# [Task prompt]
Each entry should be quoted word for word, including every mark of punctuation.

# [Provided material]
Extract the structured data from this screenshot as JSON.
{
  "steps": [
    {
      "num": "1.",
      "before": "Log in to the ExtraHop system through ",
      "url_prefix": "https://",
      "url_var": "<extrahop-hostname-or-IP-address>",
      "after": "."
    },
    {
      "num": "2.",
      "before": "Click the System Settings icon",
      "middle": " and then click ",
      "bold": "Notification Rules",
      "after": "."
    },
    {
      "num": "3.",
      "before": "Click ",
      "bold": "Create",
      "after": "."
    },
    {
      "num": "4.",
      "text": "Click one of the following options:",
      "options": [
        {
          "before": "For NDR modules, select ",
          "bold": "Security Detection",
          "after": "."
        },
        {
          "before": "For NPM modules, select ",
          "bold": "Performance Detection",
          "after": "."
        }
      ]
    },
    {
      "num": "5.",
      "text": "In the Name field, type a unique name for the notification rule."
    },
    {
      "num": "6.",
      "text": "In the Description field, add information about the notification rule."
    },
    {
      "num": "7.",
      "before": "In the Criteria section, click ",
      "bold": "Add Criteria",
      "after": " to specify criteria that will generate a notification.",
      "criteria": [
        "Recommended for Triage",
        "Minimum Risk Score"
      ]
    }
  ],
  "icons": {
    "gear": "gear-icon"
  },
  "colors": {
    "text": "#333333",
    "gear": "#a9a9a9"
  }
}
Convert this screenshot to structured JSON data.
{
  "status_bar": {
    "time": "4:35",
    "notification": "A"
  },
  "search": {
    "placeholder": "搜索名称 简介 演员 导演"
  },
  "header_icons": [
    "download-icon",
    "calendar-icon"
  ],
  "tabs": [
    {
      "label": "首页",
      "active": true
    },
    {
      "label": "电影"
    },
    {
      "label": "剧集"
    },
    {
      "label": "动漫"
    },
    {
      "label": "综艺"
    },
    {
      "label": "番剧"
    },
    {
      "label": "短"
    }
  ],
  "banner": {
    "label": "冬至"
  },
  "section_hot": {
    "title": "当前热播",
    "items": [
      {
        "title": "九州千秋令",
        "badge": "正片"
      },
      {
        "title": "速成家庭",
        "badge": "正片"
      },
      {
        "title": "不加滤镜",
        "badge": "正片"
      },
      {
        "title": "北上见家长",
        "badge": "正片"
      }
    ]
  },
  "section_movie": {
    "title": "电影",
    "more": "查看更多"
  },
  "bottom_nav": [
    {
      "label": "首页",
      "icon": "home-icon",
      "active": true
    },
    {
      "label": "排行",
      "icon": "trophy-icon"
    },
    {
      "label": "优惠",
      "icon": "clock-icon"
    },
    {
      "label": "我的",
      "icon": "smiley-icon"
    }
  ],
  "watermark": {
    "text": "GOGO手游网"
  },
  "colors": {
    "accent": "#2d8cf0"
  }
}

# [Solution for this problem]
Extract the structured data from this screenshot as JSON.
{
  "steps": [
    {
      "num": "1.",
      "before": "Log in to the ExtraHop system through ",
      "url_prefix": "https://",
      "url_var": "<extrahop-hostname-or-IP-address>",
      "after": "."
    },
    {
      "num": "2.",
      "before": "Click the System Settings icon",
      "middle": " and then click ",
      "bold": "Notification Rules",
      "after": "."
    },
    {
      "num": "3.",
      "before": "Click ",
      "bold": "Create",
      "after": "."
    },
    {
      "num": "4.",
      "text": "Click one of the following options:",
      "options": [
        {
          "before": "For NDR modules, select ",
          "bold": "Security Detection",
          "after": "."
        },
        {
          "before": "For NPM modules, select ",
          "bold": "Performance Detection",
          "after": "."
        }
      ]
    },
    {
      "num": "5.",
      "text": "In the Name field, type a unique name for the notification rule."
    },
    {
      "num": "6.",
      "text": "In the Description field, add information about the notification rule."
    },
    {
      "num": "7.",
      "before": "In the Criteria section, click ",
      "bold": "Add Criteria",
      "after": " to specify criteria that will generate a notification.",
      "criteria": [
        "Recommended for Triage",
        "Minimum Risk Score"
      ]
    }
  ],
  "icons": {
    "gear": "gear-icon"
  },
  "colors": {
    "text": "#333333",
    "gear": "#a9a9a9"
  }
}
Convert this screenshot to structured JSON data.
{
  "status_bar": {
    "time": "4:35",
    "notification": "A"
  },
  "search": {
    "placeholder": "搜索名称 简介 演员 导演"
  },
  "header_icons": [
    "download-icon",
    "calendar-icon"
  ],
  "tabs": [
    {
      "label": "首页",
      "active": true
    },
    {
      "label": "电影"
    },
    {
      "label": "剧集"
    },
    {
      "label": "动漫"
    },
    {
      "label": "综艺"
    },
    {
      "label": "番剧"
    },
    {
      "label": "短"
    }
  ],
  "banner": {
    "label": "冬至"
  },
  "section_hot": {
    "title": "当前热播",
    "items": [
      {
        "title": "九州千秋令",
        "badge": "正片"
      },
      {
        "title": "速成家庭",
        "badge": "正片"
      },
      {
        "title": "不加滤镜",
        "badge": "正片"
      },
      {
        "title": "北上见家长",
        "badge": "正片"
      }
    ]
  },
  "section_movie": {
    "title": "电影",
    "more": "查看更多"
  },
  "bottom_nav": [
    {
      "label": "首页",
      "icon": "home-icon",
      "active": true
    },
    {
      "label": "排行",
      "icon": "trophy-icon"
    },
    {
      "label": "优惠",
      "icon": "clock-icon"
    },
    {
      "label": "我的",
      "icon": "smiley-icon"
    }
  ],
  "watermark": {
    "text": "GOGO手游网"
  },
  "colors": {
    "accent": "#2d8cf0"
  }
}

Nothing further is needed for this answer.